[Source records]
========

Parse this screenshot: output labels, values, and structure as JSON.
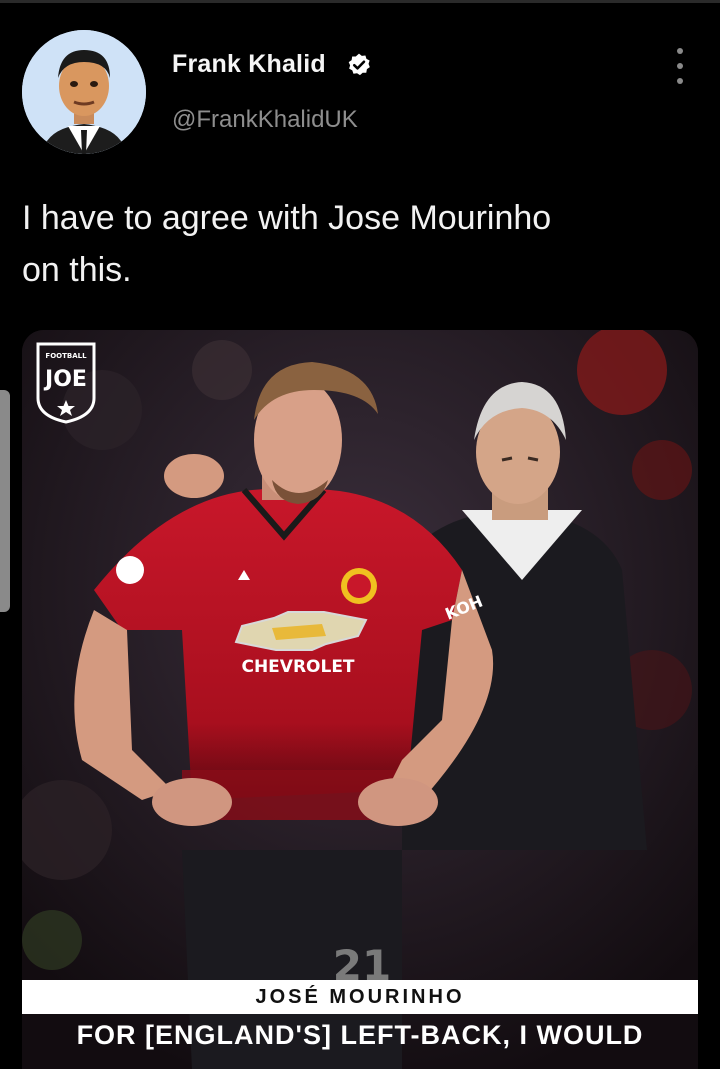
{
  "author": {
    "display_name": "Frank Khalid",
    "handle": "@FrankKhalidUK",
    "verified": true,
    "avatar_icon": "cartoon-avatar-icon"
  },
  "tweet": {
    "text_line1": "I have to agree with Jose Mourinho",
    "text_line2": "on this."
  },
  "media": {
    "watermark_top": "FOOTBALL",
    "watermark_main": "JOE",
    "shirt_sponsor": "CHEVROLET",
    "sleeve_text": "KOH",
    "shirt_number": "21",
    "caption_name": "JOSÉ MOURINHO",
    "caption_quote": "FOR [ENGLAND'S] LEFT-BACK, I WOULD"
  },
  "colors": {
    "background": "#000000",
    "handle_gray": "#8e8e8e",
    "kit_red": "#b8121f",
    "verified_badge": "#ffffff"
  }
}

========

Reproduce every line of the material precisely, omitting its pictures.

Parse this screenshot: output labels, values, and structure as JSON.
{
  "author": {
    "display_name": "Frank Khalid",
    "handle": "@FrankKhalidUK",
    "verified": true,
    "avatar_icon": "cartoon-avatar-icon"
  },
  "tweet": {
    "text_line1": "I have to agree with Jose Mourinho",
    "text_line2": "on this."
  },
  "media": {
    "watermark_top": "FOOTBALL",
    "watermark_main": "JOE",
    "shirt_sponsor": "CHEVROLET",
    "sleeve_text": "KOH",
    "shirt_number": "21",
    "caption_name": "JOSÉ MOURINHO",
    "caption_quote": "FOR [ENGLAND'S] LEFT-BACK, I WOULD"
  },
  "colors": {
    "background": "#000000",
    "handle_gray": "#8e8e8e",
    "kit_red": "#b8121f",
    "verified_badge": "#ffffff"
  }
}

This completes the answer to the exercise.